Extracted records:
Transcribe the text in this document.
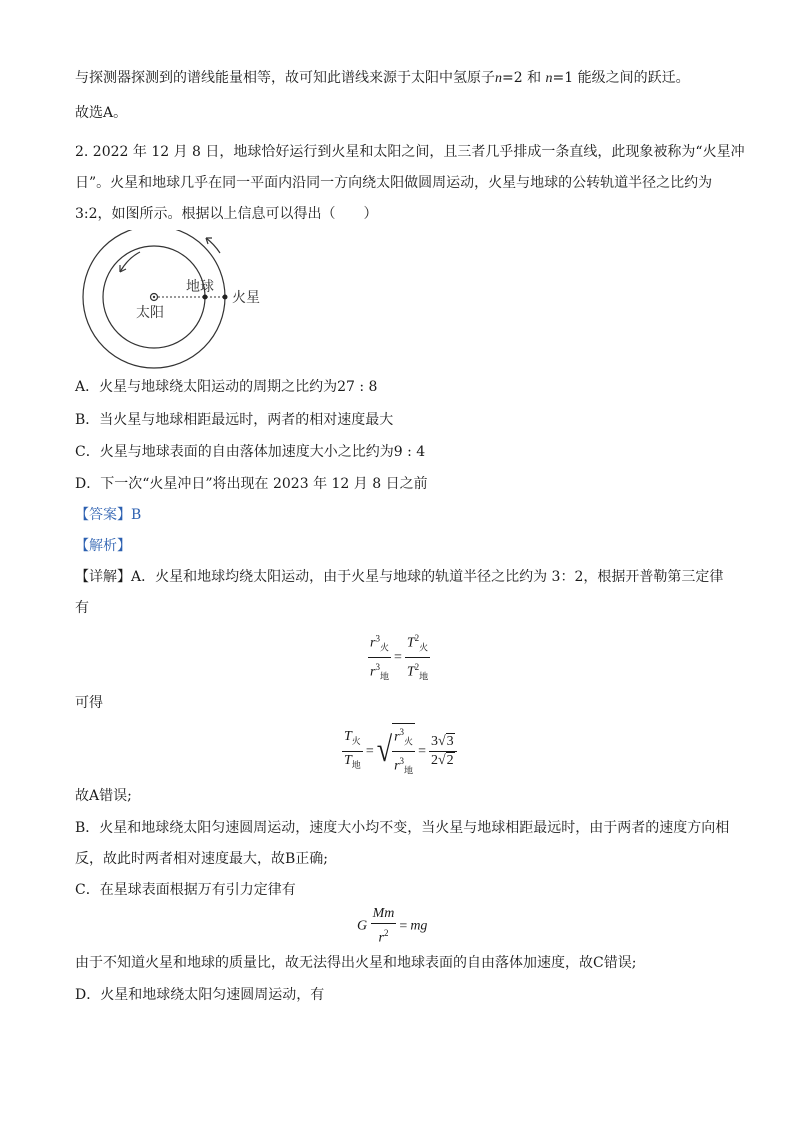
与探测器探测到的谱线能量相等，故可知此谱线来源于太阳中氢原子n=2 和 n=1 能级之间的跃迁。
故选A。
2. 2022 年 12 月 8 日，地球恰好运行到火星和太阳之间，且三者几乎排成一条直线，此现象被称为“火星冲
日”。火星和地球几乎在同一平面内沿同一方向绕太阳做圆周运动，火星与地球的公转轨道半径之比约为
3:2，如图所示。根据以上信息可以得出（　　）
太阳
地球
火星
A．火星与地球绕太阳运动的周期之比约为27 : 8
B．当火星与地球相距最远时，两者的相对速度最大
C．火星与地球表面的自由落体加速度大小之比约为9 : 4
D．下一次“火星冲日”将出现在 2023 年 12 月 8 日之前
【答案】B
【解析】
【详解】A．火星和地球均绕太阳运动，由于火星与地球的轨道半径之比约为 3：2，根据开普勒第三定律
有
$\frac{r^3_火}{r^3_地} = \frac{T^2_火}{T^2_地}$
可得
$\frac{T_火}{T_地}$ = √ $\frac{r^3_火}{r^3_地} = \frac{3√3}{2√2}$
故A错误;
B．火星和地球绕太阳匀速圆周运动，速度大小均不变，当火星与地球相距最远时，由于两者的速度方向相
反，故此时两者相对速度最大，故B正确;
C．在星球表面根据万有引力定律有
G $\frac{Mm}{r^2}$ = mg
由于不知道火星和地球的质量比，故无法得出火星和地球表面的自由落体加速度，故C错误;
D．火星和地球绕太阳匀速圆周运动，有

SHORT EXERCISE: Would you return the data exactly as written, without the pictures?

OUTPUT BELOW:
Transcribe the text in this document.
与探测器探测到的谱线能量相等，故可知此谱线来源于太阳中氢原子n=2 和 n=1 能级之间的跃迁。
故选A。
2. 2022 年 12 月 8 日，地球恰好运行到火星和太阳之间，且三者几乎排成一条直线，此现象被称为“火星冲
日”。火星和地球几乎在同一平面内沿同一方向绕太阳做圆周运动，火星与地球的公转轨道半径之比约为
3:2，如图所示。根据以上信息可以得出（　　）
太阳
地球
火星
A．火星与地球绕太阳运动的周期之比约为27 : 8
B．当火星与地球相距最远时，两者的相对速度最大
C．火星与地球表面的自由落体加速度大小之比约为9 : 4
D．下一次“火星冲日”将出现在 2023 年 12 月 8 日之前
【答案】B
【解析】
【详解】A．火星和地球均绕太阳运动，由于火星与地球的轨道半径之比约为 3：2，根据开普勒第三定律
有
$\frac{r^3_火}{r^3_地} = \frac{T^2_火}{T^2_地}$
可得
$\frac{T_火}{T_地}$ = √ $\frac{r^3_火}{r^3_地} = \frac{3√3}{2√2}$
故A错误;
B．火星和地球绕太阳匀速圆周运动，速度大小均不变，当火星与地球相距最远时，由于两者的速度方向相
反，故此时两者相对速度最大，故B正确;
C．在星球表面根据万有引力定律有
G $\frac{Mm}{r^2}$ = mg
由于不知道火星和地球的质量比，故无法得出火星和地球表面的自由落体加速度，故C错误;
D．火星和地球绕太阳匀速圆周运动，有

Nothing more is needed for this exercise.